* TEXT SECTION
Begin

Katrina and the Cost of Gasoline/Oil

Well, if you thought that gasoline prices were high now, just wait a couple of days. From the sounds of it Katrina has really done quite a number on the oil production in the gulf, and the oil refining in New Orleans area. This is like getting shot in the gut and the head. Even if Bush releases oil from the Strategic Patroleum Reserve it will likely have little impact. Why? Well there aren’t that many refineries and quite a few of them are located in Louisiana. In looking at a map at goolge.com my quick research tells me these refineries are probably down and will be for some time.

Refinery Barrels/day Location
ConocoPhillips 250,000 Belle Chasse
Motiva Enterprises, LLC  220,000 Norco
Valero St. Charles Refinery 155,160 Norco
St. Rose Refining (Shell) 55,000 St. Rose
Chalmette Refining, LLC 182,500 Chalmette
862,660  

In other words just under a million barrels/day of refining capacity has been taken off line. Add in that several off shore gulf rigs are likely also off line and it means that gasoline/oil prices are going to go up. Over at the Oil Drum Professor Goose notes that the U.S. uses about 20 million barrels per day (mbpd). Thus about 5% of the nations entire refining capacity just went away for an indeterminant amount of time.

This New York Times article is also chuck full of information. Such as that there are 4,000 drilling platforms in that region connected by 33,000 miles of underwater pipelines. The gulf region produces about 27% of the nations oil and 20% of the natural gas. Also oil production in the region was reduced by 92%.

So what about the Strategic Petroleum Reserve (SPR)? Not much. After all, it isn’t just the oil is going to be in short supply but also the refineries necessary to turn the oil in the SPR into gasoline. Valero is indicating it could be two weeks before its operations are back online. The St. Charles refinery noted above was under three feet of water and sustained minor damage to its cooling tower.

President Bush demonstrates a poor grasp of the situation,

“You just got to understand that the situation we got ourselves into, dependency on foreign sources of oil, took a while to get there, and it’s going to take a while to become less dependent,” Mr. Bush said.

As I’ve noted several times in this post, it isn’t simply the dependency on foreign oil (in fact that is a minor part of the picture which I’ll explain a bit more further down). Another big aspect of the problem is the lack of excess capacity in refineries. That part of the oil/gasoline supply line is also very tight. A slight problem there such as a Hurricane tearing up Louisiana.

End

Collected data entries:
Begin

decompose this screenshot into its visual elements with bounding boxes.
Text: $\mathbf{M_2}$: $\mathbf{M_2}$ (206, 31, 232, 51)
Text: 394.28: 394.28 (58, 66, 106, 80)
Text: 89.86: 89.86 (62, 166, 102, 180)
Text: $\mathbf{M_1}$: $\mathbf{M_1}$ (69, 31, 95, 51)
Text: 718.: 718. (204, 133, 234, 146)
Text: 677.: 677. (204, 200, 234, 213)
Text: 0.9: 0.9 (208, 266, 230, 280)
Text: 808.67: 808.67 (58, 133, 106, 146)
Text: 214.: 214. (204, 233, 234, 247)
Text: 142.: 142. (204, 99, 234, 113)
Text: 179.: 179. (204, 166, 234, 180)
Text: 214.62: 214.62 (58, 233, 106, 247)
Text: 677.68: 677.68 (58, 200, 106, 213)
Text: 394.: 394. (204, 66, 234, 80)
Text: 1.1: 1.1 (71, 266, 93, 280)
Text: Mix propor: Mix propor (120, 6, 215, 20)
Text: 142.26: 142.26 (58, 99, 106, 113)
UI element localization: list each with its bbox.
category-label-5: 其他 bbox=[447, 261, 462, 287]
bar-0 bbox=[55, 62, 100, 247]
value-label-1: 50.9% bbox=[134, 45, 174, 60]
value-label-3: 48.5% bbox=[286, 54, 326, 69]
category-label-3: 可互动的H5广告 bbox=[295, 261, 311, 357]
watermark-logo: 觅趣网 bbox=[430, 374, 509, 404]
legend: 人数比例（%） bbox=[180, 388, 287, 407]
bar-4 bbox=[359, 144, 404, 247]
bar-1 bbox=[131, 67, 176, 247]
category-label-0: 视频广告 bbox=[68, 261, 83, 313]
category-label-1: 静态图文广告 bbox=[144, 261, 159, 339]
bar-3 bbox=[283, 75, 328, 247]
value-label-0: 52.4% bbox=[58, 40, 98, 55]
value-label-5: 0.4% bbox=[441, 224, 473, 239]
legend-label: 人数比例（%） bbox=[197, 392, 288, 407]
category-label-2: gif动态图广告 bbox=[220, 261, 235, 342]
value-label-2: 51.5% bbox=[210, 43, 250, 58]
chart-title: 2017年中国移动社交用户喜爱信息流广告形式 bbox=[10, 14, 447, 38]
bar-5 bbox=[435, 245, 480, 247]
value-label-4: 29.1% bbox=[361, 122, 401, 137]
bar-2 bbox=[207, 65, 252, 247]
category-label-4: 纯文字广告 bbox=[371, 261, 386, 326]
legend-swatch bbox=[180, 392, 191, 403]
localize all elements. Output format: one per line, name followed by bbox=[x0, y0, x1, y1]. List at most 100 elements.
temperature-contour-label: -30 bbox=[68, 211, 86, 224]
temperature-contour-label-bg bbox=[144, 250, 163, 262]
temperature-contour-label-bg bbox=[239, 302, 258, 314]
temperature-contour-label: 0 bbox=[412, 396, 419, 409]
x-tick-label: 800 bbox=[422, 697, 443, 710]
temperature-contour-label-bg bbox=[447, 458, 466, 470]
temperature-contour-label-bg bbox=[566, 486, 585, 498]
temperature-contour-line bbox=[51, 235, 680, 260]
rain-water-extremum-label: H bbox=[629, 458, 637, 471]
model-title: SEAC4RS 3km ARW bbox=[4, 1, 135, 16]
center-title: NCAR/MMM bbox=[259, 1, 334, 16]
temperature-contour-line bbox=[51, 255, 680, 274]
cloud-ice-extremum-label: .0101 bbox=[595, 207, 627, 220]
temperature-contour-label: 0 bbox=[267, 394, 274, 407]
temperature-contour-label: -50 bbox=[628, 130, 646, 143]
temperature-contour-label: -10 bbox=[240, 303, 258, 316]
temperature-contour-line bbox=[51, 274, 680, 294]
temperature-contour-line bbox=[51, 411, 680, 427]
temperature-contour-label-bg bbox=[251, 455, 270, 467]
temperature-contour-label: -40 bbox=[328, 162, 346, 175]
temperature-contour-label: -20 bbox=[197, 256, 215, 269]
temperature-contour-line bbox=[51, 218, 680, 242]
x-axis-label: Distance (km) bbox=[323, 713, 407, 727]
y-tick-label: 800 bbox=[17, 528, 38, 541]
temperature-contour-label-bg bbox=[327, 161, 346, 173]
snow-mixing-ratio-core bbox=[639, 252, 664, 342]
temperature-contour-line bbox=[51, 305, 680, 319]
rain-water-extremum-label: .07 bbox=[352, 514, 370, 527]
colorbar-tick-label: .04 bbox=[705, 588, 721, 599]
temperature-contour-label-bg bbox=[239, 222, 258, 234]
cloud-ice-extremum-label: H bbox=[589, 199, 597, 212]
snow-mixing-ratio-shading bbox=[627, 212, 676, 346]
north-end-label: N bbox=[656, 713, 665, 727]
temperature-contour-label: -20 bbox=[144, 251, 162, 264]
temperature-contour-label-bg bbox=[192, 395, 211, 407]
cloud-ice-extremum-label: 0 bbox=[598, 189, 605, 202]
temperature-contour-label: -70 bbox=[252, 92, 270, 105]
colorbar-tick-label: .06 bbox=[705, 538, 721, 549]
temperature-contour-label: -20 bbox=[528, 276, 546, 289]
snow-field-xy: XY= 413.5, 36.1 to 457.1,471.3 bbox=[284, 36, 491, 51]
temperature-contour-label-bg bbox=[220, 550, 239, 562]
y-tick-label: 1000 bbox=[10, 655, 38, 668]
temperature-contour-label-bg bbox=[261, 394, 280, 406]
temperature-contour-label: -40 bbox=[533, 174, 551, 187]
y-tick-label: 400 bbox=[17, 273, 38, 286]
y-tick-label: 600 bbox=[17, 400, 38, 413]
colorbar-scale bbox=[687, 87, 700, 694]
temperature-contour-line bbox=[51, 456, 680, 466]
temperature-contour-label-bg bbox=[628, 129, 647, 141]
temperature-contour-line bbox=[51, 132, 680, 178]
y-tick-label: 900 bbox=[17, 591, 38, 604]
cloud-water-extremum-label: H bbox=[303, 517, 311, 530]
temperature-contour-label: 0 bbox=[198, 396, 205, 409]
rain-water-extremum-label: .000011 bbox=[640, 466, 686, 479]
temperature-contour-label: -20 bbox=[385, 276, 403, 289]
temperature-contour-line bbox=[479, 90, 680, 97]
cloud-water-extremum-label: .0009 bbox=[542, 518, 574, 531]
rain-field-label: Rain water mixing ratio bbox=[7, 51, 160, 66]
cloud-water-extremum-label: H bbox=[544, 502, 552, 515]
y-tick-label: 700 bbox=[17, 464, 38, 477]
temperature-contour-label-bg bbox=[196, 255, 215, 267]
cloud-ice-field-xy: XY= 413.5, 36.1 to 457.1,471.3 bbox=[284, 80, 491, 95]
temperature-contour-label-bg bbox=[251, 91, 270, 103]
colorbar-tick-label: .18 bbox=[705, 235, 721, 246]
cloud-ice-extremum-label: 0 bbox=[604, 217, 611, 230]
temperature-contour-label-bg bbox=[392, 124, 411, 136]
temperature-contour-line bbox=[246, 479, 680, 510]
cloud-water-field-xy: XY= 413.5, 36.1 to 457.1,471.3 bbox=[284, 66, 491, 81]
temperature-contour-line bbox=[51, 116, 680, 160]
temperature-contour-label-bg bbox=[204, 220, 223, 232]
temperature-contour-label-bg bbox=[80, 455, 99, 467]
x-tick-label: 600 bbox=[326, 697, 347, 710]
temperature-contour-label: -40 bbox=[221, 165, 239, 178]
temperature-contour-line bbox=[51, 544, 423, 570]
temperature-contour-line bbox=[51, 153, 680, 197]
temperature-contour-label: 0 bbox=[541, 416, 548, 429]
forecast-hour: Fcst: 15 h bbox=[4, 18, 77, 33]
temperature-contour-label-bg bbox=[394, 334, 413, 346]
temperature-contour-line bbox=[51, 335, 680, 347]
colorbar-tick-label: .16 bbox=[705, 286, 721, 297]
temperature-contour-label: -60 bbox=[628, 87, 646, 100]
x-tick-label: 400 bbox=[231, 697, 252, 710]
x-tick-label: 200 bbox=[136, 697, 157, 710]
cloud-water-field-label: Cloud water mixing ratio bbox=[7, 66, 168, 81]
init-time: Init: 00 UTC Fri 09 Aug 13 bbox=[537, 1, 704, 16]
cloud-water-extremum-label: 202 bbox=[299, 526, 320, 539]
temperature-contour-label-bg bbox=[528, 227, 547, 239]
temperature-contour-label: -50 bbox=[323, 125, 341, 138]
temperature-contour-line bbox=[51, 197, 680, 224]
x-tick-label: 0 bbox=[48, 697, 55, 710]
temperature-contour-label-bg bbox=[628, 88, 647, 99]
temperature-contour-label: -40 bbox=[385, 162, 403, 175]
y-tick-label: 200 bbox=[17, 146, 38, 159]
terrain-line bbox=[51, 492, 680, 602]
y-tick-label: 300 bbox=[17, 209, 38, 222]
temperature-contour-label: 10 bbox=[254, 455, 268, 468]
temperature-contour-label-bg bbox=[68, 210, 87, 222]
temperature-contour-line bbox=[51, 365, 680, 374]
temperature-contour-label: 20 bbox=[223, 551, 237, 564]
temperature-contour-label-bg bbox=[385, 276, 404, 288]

End

* EXERCISE INSTRUCTIONS
• a. In the post on Katrina and gasoline prices, how long does Valero say it could take to bring its operations back online?
• b. Please sum up the post on Katrina and gasoline prices in two sentences.

* ANSWERS GIVEN
• a. Two weeks.

• b. Hurricane Katrina has likely taken Louisiana refineries with a combined 862,660 barrels per day offline, about 5% of the nation's refining capacity, and several offshore gulf rigs are likely down too, so gasoline and oil prices are expected to rise. Releasing oil from the Strategic Petroleum Reserve would have little impact, because the problem is not only dependency on foreign oil but also a lack of excess refinery capacity.